**WHAT NEEDS TO BE DONE:** Begin at the line that holds "Extract all readable text from this page." and copy each line exactly until the data below ends, including that last line but no pictures.

┄┄┄┄┄┄┄┄┄┄

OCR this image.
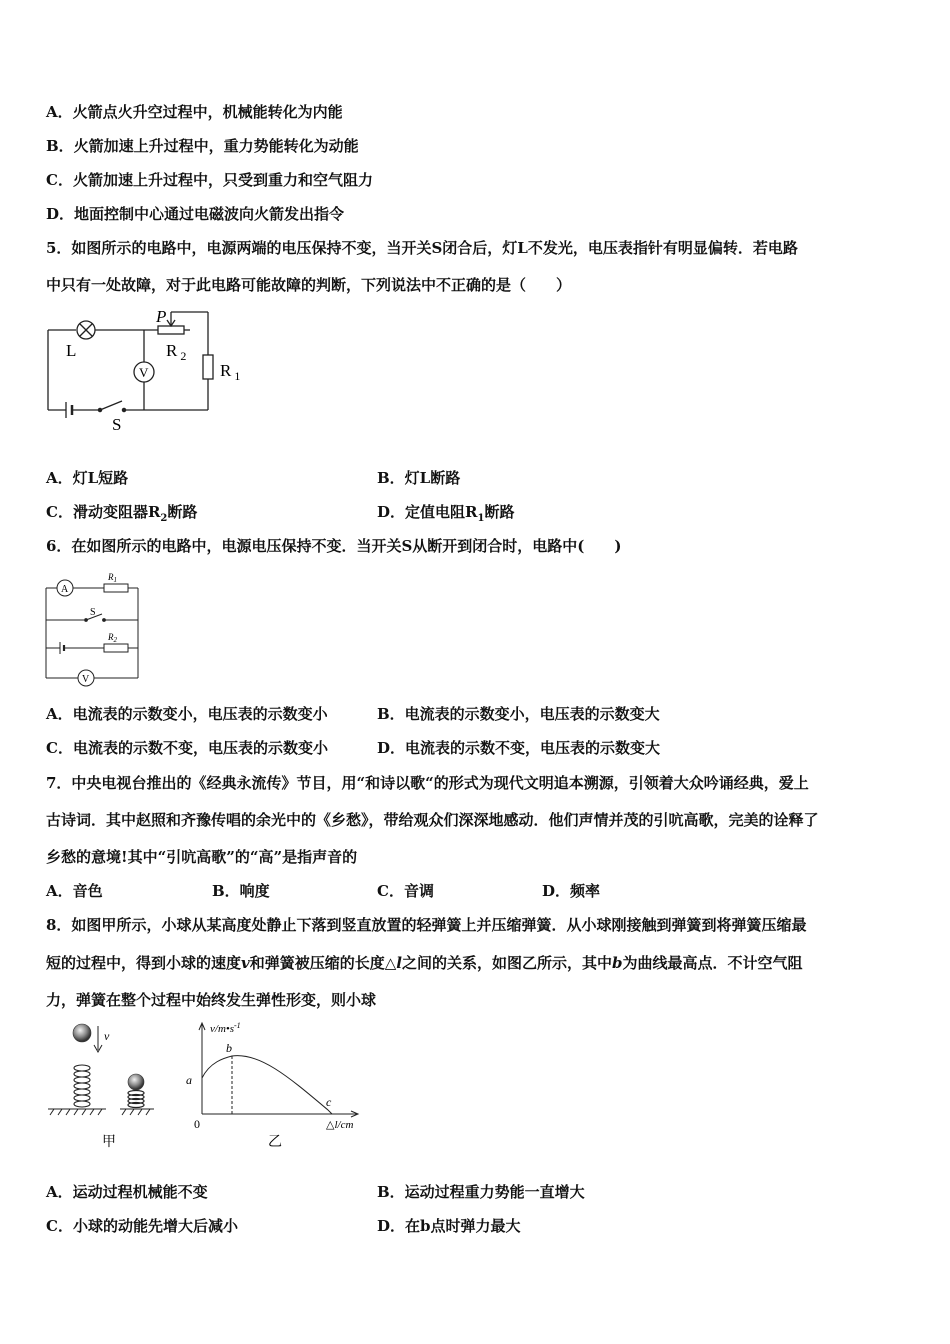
A．火箭点火升空过程中，机械能转化为内能
B．火箭加速上升过程中，重力势能转化为动能
C．火箭加速上升过程中，只受到重力和空气阻力
D．地面控制中心通过电磁波向火箭发出指令
5．如图所示的电路中，电源两端的电压保持不变，当开关S闭合后，灯L不发光，电压表指针有明显偏转．若电路
中只有一处故障，对于此电路可能故障的判断，下列说法中不正确的是（　　）
L
V
P
R $_2$
R $_1$
S
A．灯L短路	B．灯L断路
C．滑动变阻器$R_2$断路	D．定值电阻$R_1$断路
6．在如图所示的电路中，电源电压保持不变．当开关S从断开到闭合时，电路中(　　)
A
V
$R_1$
$R_2$
S
A．电流表的示数变小，电压表的示数变小	B．电流表的示数变小，电压表的示数变大
C．电流表的示数不变，电压表的示数变小	D．电流表的示数不变，电压表的示数变大
7．中央电视台推出的《经典永流传》节目，用“和诗以歌“的形式为现代文明追本溯源，引领着大众吟诵经典，爱上
古诗词．其中赵照和齐豫传唱的余光中的《乡愁》，带给观众们深深地感动．他们声情并茂的引吭高歌，完美的诠释了
乡愁的意境!其中“引吭高歌”的“高”是指声音的
A．音色	B．响度	C．音调	D．频率
8．如图甲所示，小球从某高度处静止下落到竖直放置的轻弹簧上并压缩弹簧．从小球刚接触到弹簧到将弹簧压缩最
短的过程中，得到小球的速度v和弹簧被压缩的长度△l之间的关系，如图乙所示，其中b为曲线最高点．不计空气阻
力，弹簧在整个过程中始终发生弹性形变，则小球
v
甲
$v/m•s^{-1}$
b
a
c
0	△l/cm
乙
A．运动过程机械能不变	B．运动过程重力势能一直增大
C．小球的动能先增大后减小	D．在b点时弹力最大
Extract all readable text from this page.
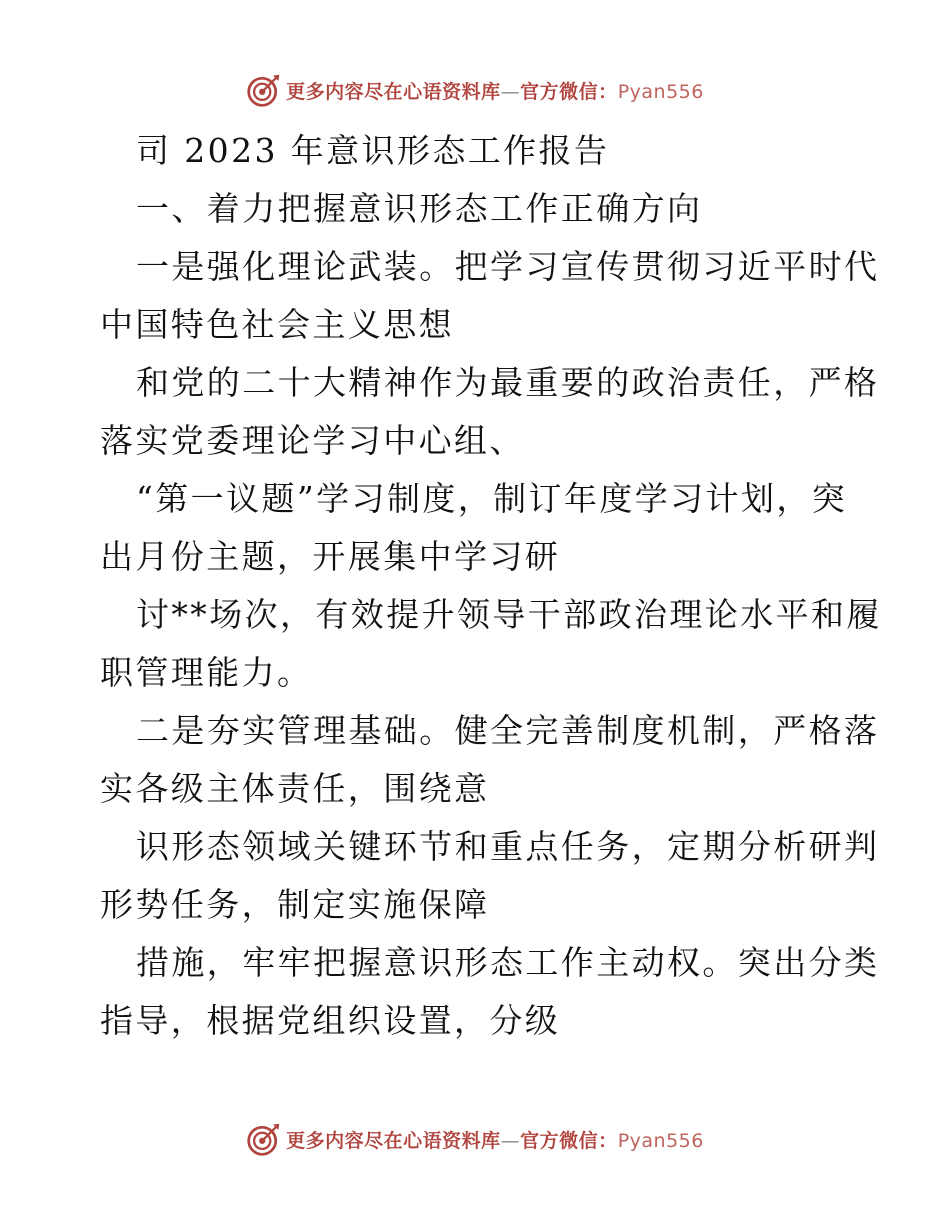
更多内容尽在心语资料库—官方微信：Pyan556
司 2023 年意识形态工作报告
一、着力把握意识形态工作正确方向
一是强化理论武装。把学习宣传贯彻习近平时代
中国特色社会主义思想
和党的二十大精神作为最重要的政治责任，严格
落实党委理论学习中心组、
“第一议题”学习制度，制订年度学习计划，突
出月份主题，开展集中学习研
讨**场次，有效提升领导干部政治理论水平和履
职管理能力。
二是夯实管理基础。健全完善制度机制，严格落
实各级主体责任，围绕意
识形态领域关键环节和重点任务，定期分析研判
形势任务，制定实施保障
措施，牢牢把握意识形态工作主动权。突出分类
指导，根据党组织设置，分级
更多内容尽在心语资料库—官方微信：Pyan556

┄┄┄┄┄┄┄┄┄┄

**TASK ANSWER:**
Extract all readable text from this page.
更多内容尽在心语资料库—官方微信：Pyan556
司 2023 年意识形态工作报告
一、着力把握意识形态工作正确方向
一是强化理论武装。把学习宣传贯彻习近平时代
中国特色社会主义思想
和党的二十大精神作为最重要的政治责任，严格
落实党委理论学习中心组、
“第一议题”学习制度，制订年度学习计划，突
出月份主题，开展集中学习研
讨**场次，有效提升领导干部政治理论水平和履
职管理能力。
二是夯实管理基础。健全完善制度机制，严格落
实各级主体责任，围绕意
识形态领域关键环节和重点任务，定期分析研判
形势任务，制定实施保障
措施，牢牢把握意识形态工作主动权。突出分类
指导，根据党组织设置，分级
更多内容尽在心语资料库—官方微信：Pyan556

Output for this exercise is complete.